## Aim
Copy nothing but the text: reproduce each line of the listing exactly and leave the pictures out.

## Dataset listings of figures
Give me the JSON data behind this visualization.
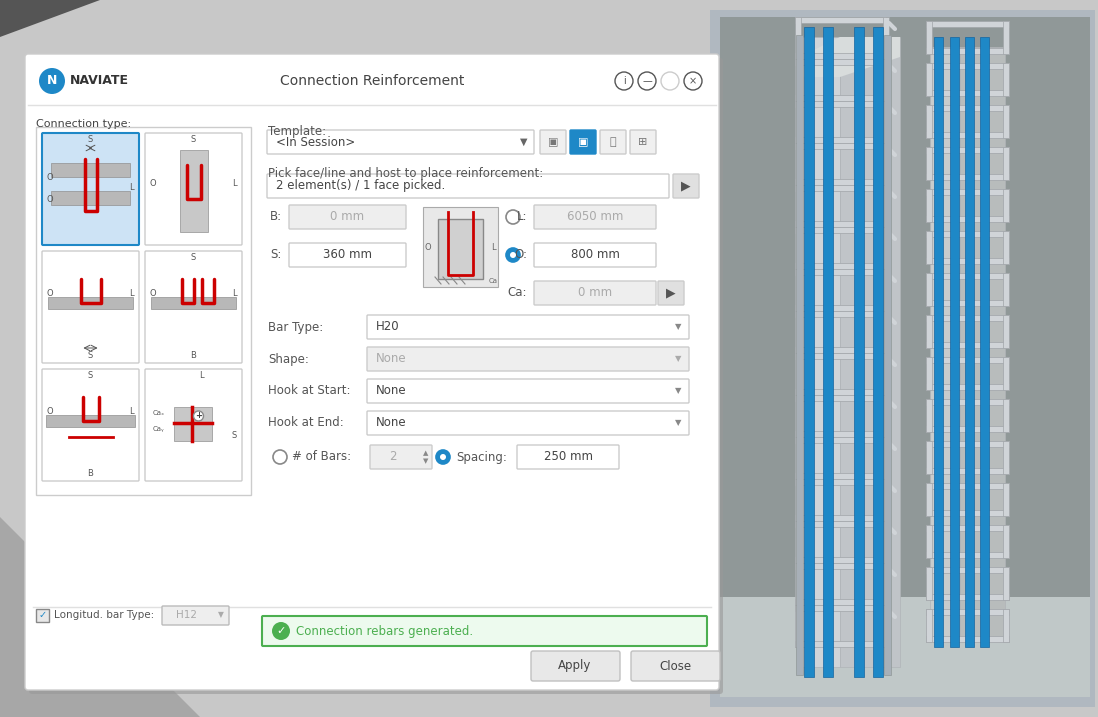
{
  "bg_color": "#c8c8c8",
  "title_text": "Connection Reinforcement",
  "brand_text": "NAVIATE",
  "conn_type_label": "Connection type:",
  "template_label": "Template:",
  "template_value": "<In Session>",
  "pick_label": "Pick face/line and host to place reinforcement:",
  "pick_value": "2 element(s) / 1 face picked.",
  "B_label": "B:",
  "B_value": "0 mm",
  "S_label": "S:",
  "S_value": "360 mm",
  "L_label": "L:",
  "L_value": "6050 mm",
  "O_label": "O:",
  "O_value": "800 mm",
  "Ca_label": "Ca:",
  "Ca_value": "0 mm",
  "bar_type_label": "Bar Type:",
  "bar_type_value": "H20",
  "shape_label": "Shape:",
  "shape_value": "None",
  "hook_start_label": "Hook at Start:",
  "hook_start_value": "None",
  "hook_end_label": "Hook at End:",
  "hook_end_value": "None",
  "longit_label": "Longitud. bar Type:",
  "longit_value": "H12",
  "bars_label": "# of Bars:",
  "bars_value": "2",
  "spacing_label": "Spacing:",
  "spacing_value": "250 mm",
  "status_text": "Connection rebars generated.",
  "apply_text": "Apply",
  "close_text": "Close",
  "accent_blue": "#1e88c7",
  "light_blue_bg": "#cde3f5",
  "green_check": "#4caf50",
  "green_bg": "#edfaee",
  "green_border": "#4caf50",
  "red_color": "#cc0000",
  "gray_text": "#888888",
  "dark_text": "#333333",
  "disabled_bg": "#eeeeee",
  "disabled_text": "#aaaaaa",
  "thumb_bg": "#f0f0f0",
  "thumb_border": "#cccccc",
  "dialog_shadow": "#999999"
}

## Final answer
Give me the JSON data behind this visualization.
{
  "bg_color": "#c8c8c8",
  "title_text": "Connection Reinforcement",
  "brand_text": "NAVIATE",
  "conn_type_label": "Connection type:",
  "template_label": "Template:",
  "template_value": "<In Session>",
  "pick_label": "Pick face/line and host to place reinforcement:",
  "pick_value": "2 element(s) / 1 face picked.",
  "B_label": "B:",
  "B_value": "0 mm",
  "S_label": "S:",
  "S_value": "360 mm",
  "L_label": "L:",
  "L_value": "6050 mm",
  "O_label": "O:",
  "O_value": "800 mm",
  "Ca_label": "Ca:",
  "Ca_value": "0 mm",
  "bar_type_label": "Bar Type:",
  "bar_type_value": "H20",
  "shape_label": "Shape:",
  "shape_value": "None",
  "hook_start_label": "Hook at Start:",
  "hook_start_value": "None",
  "hook_end_label": "Hook at End:",
  "hook_end_value": "None",
  "longit_label": "Longitud. bar Type:",
  "longit_value": "H12",
  "bars_label": "# of Bars:",
  "bars_value": "2",
  "spacing_label": "Spacing:",
  "spacing_value": "250 mm",
  "status_text": "Connection rebars generated.",
  "apply_text": "Apply",
  "close_text": "Close",
  "accent_blue": "#1e88c7",
  "light_blue_bg": "#cde3f5",
  "green_check": "#4caf50",
  "green_bg": "#edfaee",
  "green_border": "#4caf50",
  "red_color": "#cc0000",
  "gray_text": "#888888",
  "dark_text": "#333333",
  "disabled_bg": "#eeeeee",
  "disabled_text": "#aaaaaa",
  "thumb_bg": "#f0f0f0",
  "thumb_border": "#cccccc",
  "dialog_shadow": "#999999"
}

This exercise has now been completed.